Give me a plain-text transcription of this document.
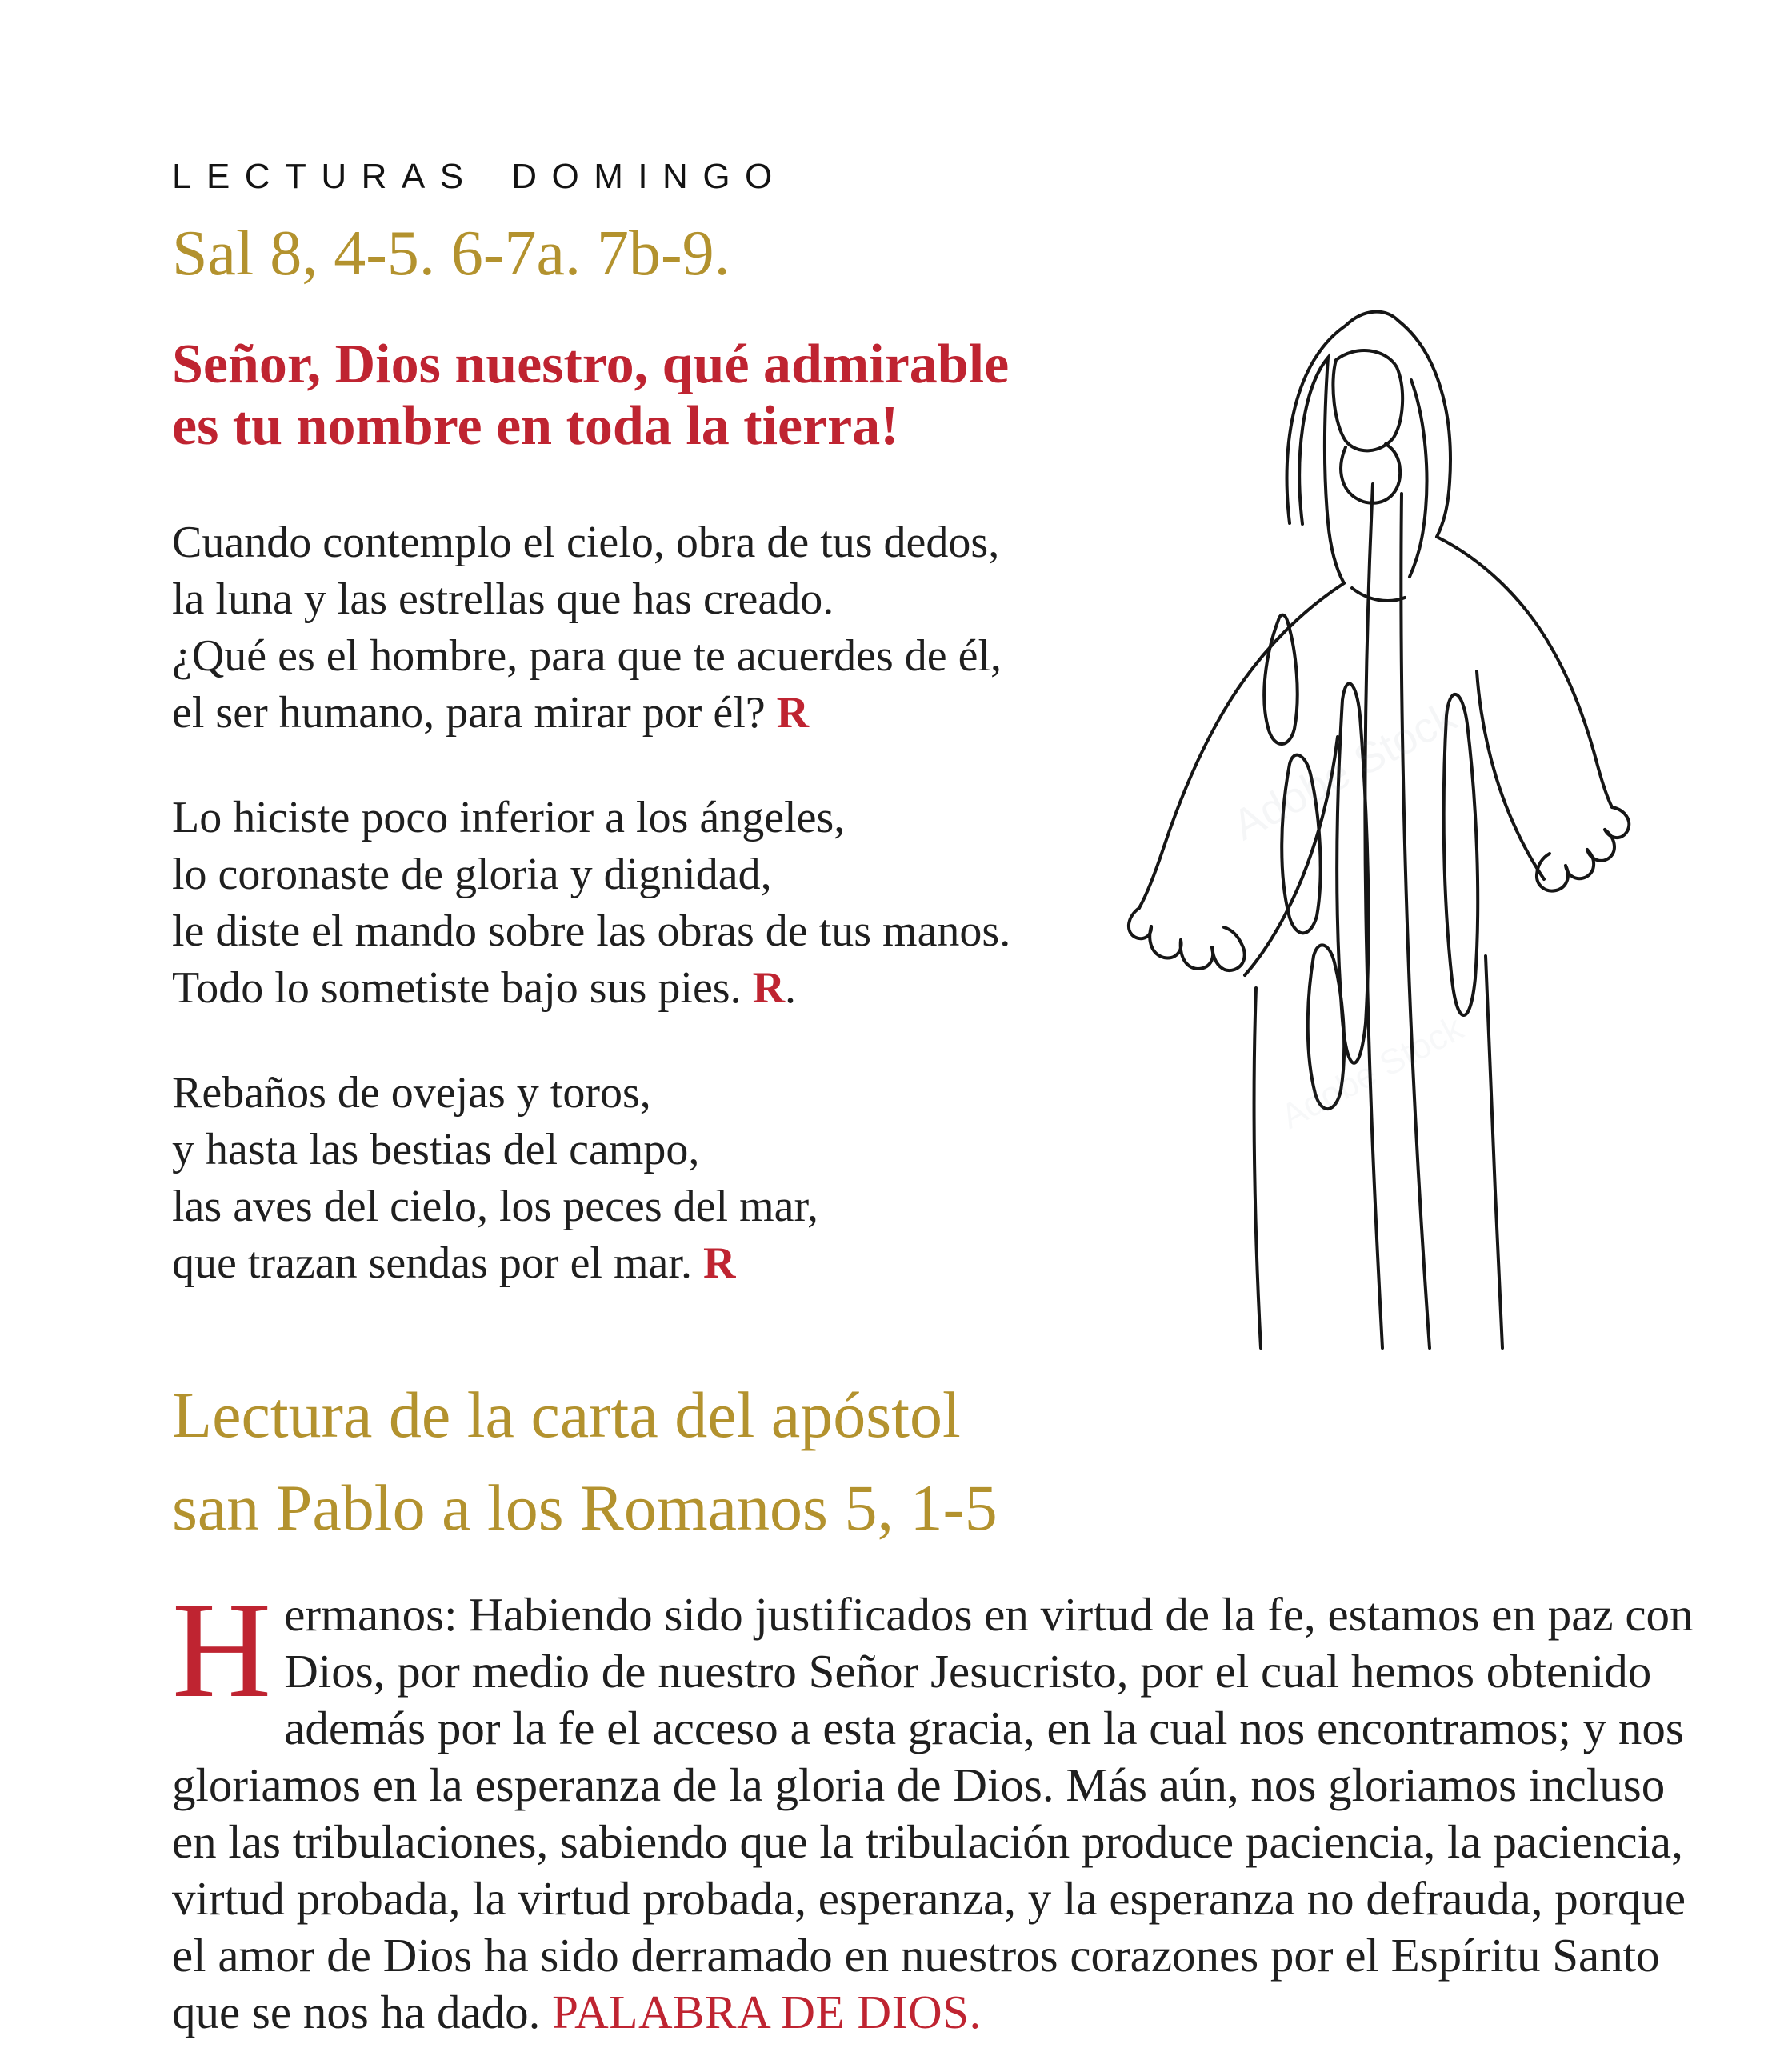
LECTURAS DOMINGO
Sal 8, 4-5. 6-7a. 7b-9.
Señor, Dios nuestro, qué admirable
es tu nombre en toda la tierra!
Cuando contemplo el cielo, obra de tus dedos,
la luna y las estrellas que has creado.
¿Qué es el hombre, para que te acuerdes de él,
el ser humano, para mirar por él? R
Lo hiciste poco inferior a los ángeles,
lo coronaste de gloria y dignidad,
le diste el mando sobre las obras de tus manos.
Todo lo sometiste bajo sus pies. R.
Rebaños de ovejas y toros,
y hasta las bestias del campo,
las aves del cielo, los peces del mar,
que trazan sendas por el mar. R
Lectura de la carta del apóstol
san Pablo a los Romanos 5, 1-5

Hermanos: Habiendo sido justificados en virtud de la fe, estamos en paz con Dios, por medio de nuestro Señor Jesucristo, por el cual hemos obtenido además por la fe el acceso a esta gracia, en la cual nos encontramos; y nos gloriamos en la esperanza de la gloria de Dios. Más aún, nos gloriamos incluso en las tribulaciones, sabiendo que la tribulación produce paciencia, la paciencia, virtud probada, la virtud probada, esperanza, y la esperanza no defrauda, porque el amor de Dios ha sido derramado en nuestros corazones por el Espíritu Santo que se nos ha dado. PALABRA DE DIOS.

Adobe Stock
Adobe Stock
- - - -
* Exercise instructions: Extract each line from the listing that holds the word "Dios".

* Response to the task:
Señor, Dios nuestro, qué admirable
Hermanos: Habiendo sido justificados en virtud de la fe, estamos en paz con Dios, por medio de nuestro Señor Jesucristo, por el cual hemos obtenido además por la fe el acceso a esta gracia, en la cual nos encontramos; y nos gloriamos en la esperanza de la gloria de Dios. Más aún, nos gloriamos incluso en las tribulaciones, sabiendo que la tribulación produce paciencia, la paciencia, virtud probada, la virtud probada, esperanza, y la esperanza no defrauda, porque el amor de Dios ha sido derramado en nuestros corazones por el Espíritu Santo que se nos ha dado. PALABRA DE DIOS.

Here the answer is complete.